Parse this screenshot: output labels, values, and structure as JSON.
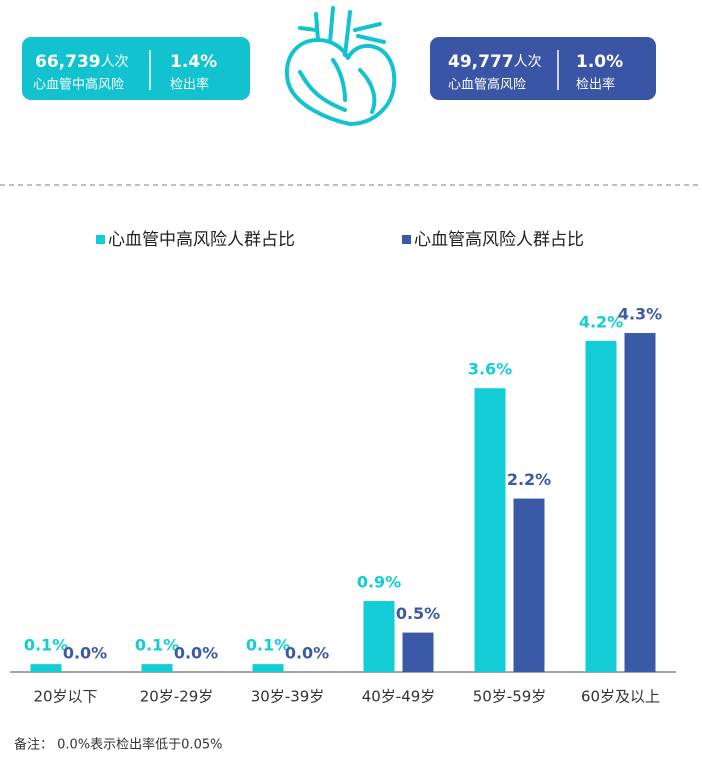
{
  "stats": [
    {
      "number": "66,739",
      "unit": "人次",
      "label": "心血管中高风险",
      "rate": "1.4%",
      "rate_label": "检出率"
    },
    {
      "number": "49,777",
      "unit": "人次",
      "label": "心血管高风险",
      "rate": "1.0%",
      "rate_label": "检出率"
    }
  ],
  "chart_data": {
    "type": "bar",
    "categories": [
      "20岁以下",
      "20岁-29岁",
      "30岁-39岁",
      "40岁-49岁",
      "50岁-59岁",
      "60岁及以上"
    ],
    "series": [
      {
        "name": "心血管中高风险人群占比",
        "color": "#12cdd6",
        "values": [
          0.1,
          0.1,
          0.1,
          0.9,
          3.6,
          4.2
        ],
        "value_labels": [
          "0.1%",
          "0.1%",
          "0.1%",
          "0.9%",
          "3.6%",
          "4.2%"
        ]
      },
      {
        "name": "心血管高风险人群占比",
        "color": "#3a5aa8",
        "values": [
          0.0,
          0.0,
          0.0,
          0.5,
          2.2,
          4.3
        ],
        "value_labels": [
          "0.0%",
          "0.0%",
          "0.0%",
          "0.5%",
          "2.2%",
          "4.3%"
        ]
      }
    ],
    "ylim": [
      0,
      4.3
    ]
  },
  "note": "备注：  0.0%表示检出率低于0.05%"
}
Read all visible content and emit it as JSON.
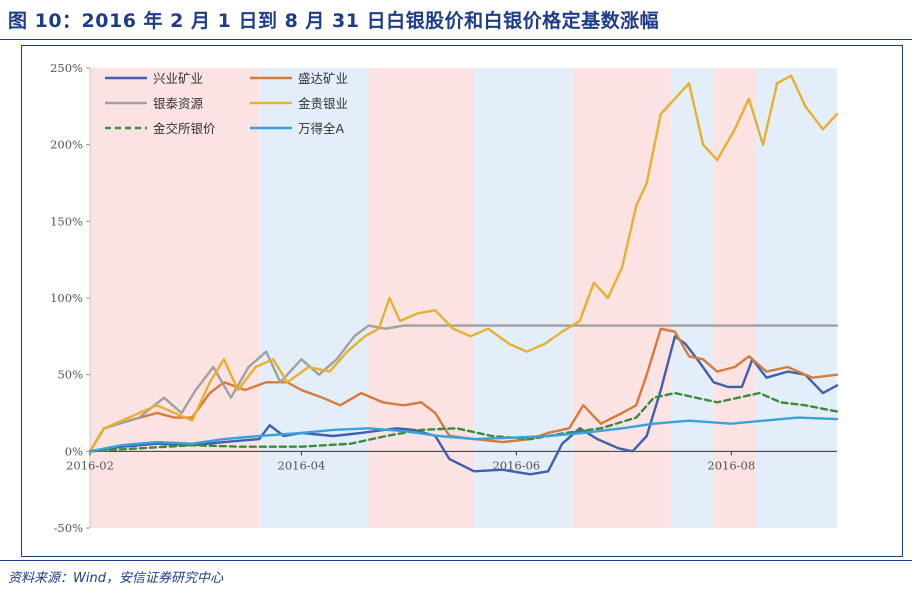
{
  "header": {
    "title": "图 10：2016 年 2 月 1 日到 8 月 31 日白银股价和白银价格定基数涨幅"
  },
  "footer": {
    "source": "资料来源：Wind，安信证券研究中心"
  },
  "chart_data": {
    "type": "line",
    "x_range": [
      "2016-02-01",
      "2016-08-31"
    ],
    "ylim": [
      -50,
      250
    ],
    "y_ticks": [
      "250%",
      "200%",
      "150%",
      "100%",
      "50%",
      "0%",
      "-50%"
    ],
    "y_tick_values": [
      250,
      200,
      150,
      100,
      50,
      0,
      -50
    ],
    "x_tick_labels": [
      "2016-02",
      "2016-04",
      "2016-06",
      "2016-08"
    ],
    "x_tick_dates": [
      "2016-02-01",
      "2016-04-01",
      "2016-06-01",
      "2016-08-01"
    ],
    "grid": false,
    "legend_position": "top-left",
    "shaded_periods": [
      {
        "start": "2016-02-01",
        "end": "2016-03-20",
        "color": "#fbe3e3"
      },
      {
        "start": "2016-03-20",
        "end": "2016-04-20",
        "color": "#e3eef8"
      },
      {
        "start": "2016-04-20",
        "end": "2016-05-20",
        "color": "#fbe3e3"
      },
      {
        "start": "2016-05-20",
        "end": "2016-06-17",
        "color": "#e3eef8"
      },
      {
        "start": "2016-06-17",
        "end": "2016-07-15",
        "color": "#fbe3e3"
      },
      {
        "start": "2016-07-15",
        "end": "2016-07-27",
        "color": "#e3eef8"
      },
      {
        "start": "2016-07-27",
        "end": "2016-08-08",
        "color": "#fbe3e3"
      },
      {
        "start": "2016-08-08",
        "end": "2016-08-31",
        "color": "#e3eef8"
      }
    ],
    "series": [
      {
        "name": "兴业矿业",
        "color": "#3f5fb0",
        "dash": false,
        "points": [
          [
            "2016-02-01",
            0
          ],
          [
            "2016-02-10",
            3
          ],
          [
            "2016-02-20",
            5
          ],
          [
            "2016-03-01",
            4
          ],
          [
            "2016-03-10",
            6
          ],
          [
            "2016-03-20",
            8
          ],
          [
            "2016-03-23",
            17
          ],
          [
            "2016-03-27",
            10
          ],
          [
            "2016-04-01",
            12
          ],
          [
            "2016-04-10",
            10
          ],
          [
            "2016-04-18",
            12
          ],
          [
            "2016-04-28",
            15
          ],
          [
            "2016-05-03",
            14
          ],
          [
            "2016-05-09",
            10
          ],
          [
            "2016-05-13",
            -5
          ],
          [
            "2016-05-20",
            -13
          ],
          [
            "2016-05-28",
            -12
          ],
          [
            "2016-06-05",
            -15
          ],
          [
            "2016-06-10",
            -13
          ],
          [
            "2016-06-14",
            5
          ],
          [
            "2016-06-19",
            15
          ],
          [
            "2016-06-24",
            8
          ],
          [
            "2016-06-30",
            2
          ],
          [
            "2016-07-04",
            0
          ],
          [
            "2016-07-08",
            10
          ],
          [
            "2016-07-12",
            40
          ],
          [
            "2016-07-16",
            75
          ],
          [
            "2016-07-19",
            70
          ],
          [
            "2016-07-23",
            58
          ],
          [
            "2016-07-27",
            45
          ],
          [
            "2016-07-31",
            42
          ],
          [
            "2016-08-04",
            42
          ],
          [
            "2016-08-07",
            60
          ],
          [
            "2016-08-11",
            48
          ],
          [
            "2016-08-17",
            52
          ],
          [
            "2016-08-22",
            50
          ],
          [
            "2016-08-27",
            38
          ],
          [
            "2016-08-31",
            43
          ]
        ]
      },
      {
        "name": "盛达矿业",
        "color": "#d77a3a",
        "dash": false,
        "points": [
          [
            "2016-02-01",
            0
          ],
          [
            "2016-02-05",
            15
          ],
          [
            "2016-02-12",
            20
          ],
          [
            "2016-02-20",
            25
          ],
          [
            "2016-02-25",
            22
          ],
          [
            "2016-03-01",
            22
          ],
          [
            "2016-03-06",
            38
          ],
          [
            "2016-03-10",
            45
          ],
          [
            "2016-03-16",
            40
          ],
          [
            "2016-03-22",
            45
          ],
          [
            "2016-03-28",
            45
          ],
          [
            "2016-04-01",
            40
          ],
          [
            "2016-04-07",
            35
          ],
          [
            "2016-04-12",
            30
          ],
          [
            "2016-04-18",
            38
          ],
          [
            "2016-04-24",
            32
          ],
          [
            "2016-04-30",
            30
          ],
          [
            "2016-05-05",
            32
          ],
          [
            "2016-05-09",
            25
          ],
          [
            "2016-05-13",
            10
          ],
          [
            "2016-05-20",
            8
          ],
          [
            "2016-05-28",
            6
          ],
          [
            "2016-06-05",
            8
          ],
          [
            "2016-06-10",
            12
          ],
          [
            "2016-06-16",
            15
          ],
          [
            "2016-06-20",
            30
          ],
          [
            "2016-06-25",
            18
          ],
          [
            "2016-07-01",
            25
          ],
          [
            "2016-07-05",
            30
          ],
          [
            "2016-07-08",
            50
          ],
          [
            "2016-07-12",
            80
          ],
          [
            "2016-07-16",
            78
          ],
          [
            "2016-07-20",
            62
          ],
          [
            "2016-07-24",
            60
          ],
          [
            "2016-07-28",
            52
          ],
          [
            "2016-08-02",
            55
          ],
          [
            "2016-08-06",
            62
          ],
          [
            "2016-08-11",
            52
          ],
          [
            "2016-08-17",
            55
          ],
          [
            "2016-08-24",
            48
          ],
          [
            "2016-08-31",
            50
          ]
        ]
      },
      {
        "name": "银泰资源",
        "color": "#a0a0a0",
        "dash": false,
        "points": [
          [
            "2016-02-01",
            0
          ],
          [
            "2016-02-05",
            15
          ],
          [
            "2016-02-15",
            22
          ],
          [
            "2016-02-22",
            35
          ],
          [
            "2016-02-27",
            25
          ],
          [
            "2016-03-02",
            40
          ],
          [
            "2016-03-07",
            55
          ],
          [
            "2016-03-12",
            35
          ],
          [
            "2016-03-17",
            55
          ],
          [
            "2016-03-22",
            65
          ],
          [
            "2016-03-26",
            45
          ],
          [
            "2016-04-01",
            60
          ],
          [
            "2016-04-06",
            50
          ],
          [
            "2016-04-11",
            60
          ],
          [
            "2016-04-16",
            75
          ],
          [
            "2016-04-20",
            82
          ],
          [
            "2016-04-25",
            80
          ],
          [
            "2016-04-30",
            82
          ],
          [
            "2016-05-10",
            82
          ],
          [
            "2016-06-01",
            82
          ],
          [
            "2016-07-01",
            82
          ],
          [
            "2016-08-01",
            82
          ],
          [
            "2016-08-31",
            82
          ]
        ]
      },
      {
        "name": "金贵银业",
        "color": "#e6b12e",
        "dash": false,
        "points": [
          [
            "2016-02-01",
            0
          ],
          [
            "2016-02-05",
            15
          ],
          [
            "2016-02-12",
            22
          ],
          [
            "2016-02-20",
            30
          ],
          [
            "2016-02-25",
            25
          ],
          [
            "2016-03-01",
            20
          ],
          [
            "2016-03-06",
            45
          ],
          [
            "2016-03-10",
            60
          ],
          [
            "2016-03-14",
            40
          ],
          [
            "2016-03-19",
            55
          ],
          [
            "2016-03-24",
            60
          ],
          [
            "2016-03-28",
            45
          ],
          [
            "2016-04-03",
            55
          ],
          [
            "2016-04-09",
            52
          ],
          [
            "2016-04-14",
            65
          ],
          [
            "2016-04-19",
            75
          ],
          [
            "2016-04-23",
            80
          ],
          [
            "2016-04-26",
            100
          ],
          [
            "2016-04-29",
            85
          ],
          [
            "2016-05-04",
            90
          ],
          [
            "2016-05-09",
            92
          ],
          [
            "2016-05-14",
            80
          ],
          [
            "2016-05-19",
            75
          ],
          [
            "2016-05-24",
            80
          ],
          [
            "2016-05-30",
            70
          ],
          [
            "2016-06-04",
            65
          ],
          [
            "2016-06-09",
            70
          ],
          [
            "2016-06-14",
            78
          ],
          [
            "2016-06-19",
            85
          ],
          [
            "2016-06-23",
            110
          ],
          [
            "2016-06-27",
            100
          ],
          [
            "2016-07-01",
            120
          ],
          [
            "2016-07-05",
            160
          ],
          [
            "2016-07-08",
            175
          ],
          [
            "2016-07-12",
            220
          ],
          [
            "2016-07-16",
            230
          ],
          [
            "2016-07-20",
            240
          ],
          [
            "2016-07-24",
            200
          ],
          [
            "2016-07-28",
            190
          ],
          [
            "2016-08-02",
            210
          ],
          [
            "2016-08-06",
            230
          ],
          [
            "2016-08-10",
            200
          ],
          [
            "2016-08-14",
            240
          ],
          [
            "2016-08-18",
            245
          ],
          [
            "2016-08-22",
            225
          ],
          [
            "2016-08-27",
            210
          ],
          [
            "2016-08-31",
            220
          ]
        ]
      },
      {
        "name": "金交所银价",
        "color": "#3b8a3e",
        "dash": true,
        "points": [
          [
            "2016-02-01",
            0
          ],
          [
            "2016-02-15",
            2
          ],
          [
            "2016-03-01",
            4
          ],
          [
            "2016-03-15",
            3
          ],
          [
            "2016-04-01",
            3
          ],
          [
            "2016-04-15",
            5
          ],
          [
            "2016-04-25",
            10
          ],
          [
            "2016-05-05",
            14
          ],
          [
            "2016-05-15",
            15
          ],
          [
            "2016-05-25",
            10
          ],
          [
            "2016-06-05",
            8
          ],
          [
            "2016-06-15",
            12
          ],
          [
            "2016-06-25",
            15
          ],
          [
            "2016-07-05",
            22
          ],
          [
            "2016-07-10",
            35
          ],
          [
            "2016-07-16",
            38
          ],
          [
            "2016-07-22",
            35
          ],
          [
            "2016-07-28",
            32
          ],
          [
            "2016-08-03",
            35
          ],
          [
            "2016-08-09",
            38
          ],
          [
            "2016-08-15",
            32
          ],
          [
            "2016-08-22",
            30
          ],
          [
            "2016-08-31",
            26
          ]
        ]
      },
      {
        "name": "万得全A",
        "color": "#3aa1da",
        "dash": false,
        "points": [
          [
            "2016-02-01",
            0
          ],
          [
            "2016-02-10",
            4
          ],
          [
            "2016-02-20",
            6
          ],
          [
            "2016-03-01",
            5
          ],
          [
            "2016-03-10",
            8
          ],
          [
            "2016-03-20",
            10
          ],
          [
            "2016-04-01",
            12
          ],
          [
            "2016-04-10",
            14
          ],
          [
            "2016-04-20",
            15
          ],
          [
            "2016-05-01",
            13
          ],
          [
            "2016-05-10",
            10
          ],
          [
            "2016-05-20",
            8
          ],
          [
            "2016-06-01",
            9
          ],
          [
            "2016-06-10",
            10
          ],
          [
            "2016-06-20",
            12
          ],
          [
            "2016-07-01",
            15
          ],
          [
            "2016-07-10",
            18
          ],
          [
            "2016-07-20",
            20
          ],
          [
            "2016-08-01",
            18
          ],
          [
            "2016-08-10",
            20
          ],
          [
            "2016-08-20",
            22
          ],
          [
            "2016-08-31",
            21
          ]
        ]
      }
    ]
  }
}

━━━━━━━━

Search the listing for the string "name". Copy each line where it turns up.

FINISHED TASK ::
        "name": "心血管中高风险人群占比",
        "name": "心血管高风险人群占比",
        "name": "兴业矿业",
        "name": "盛达矿业",
        "name": "银泰资源",
        "name": "金贵银业",
        "name": "金交所银价",
        "name": "万得全A",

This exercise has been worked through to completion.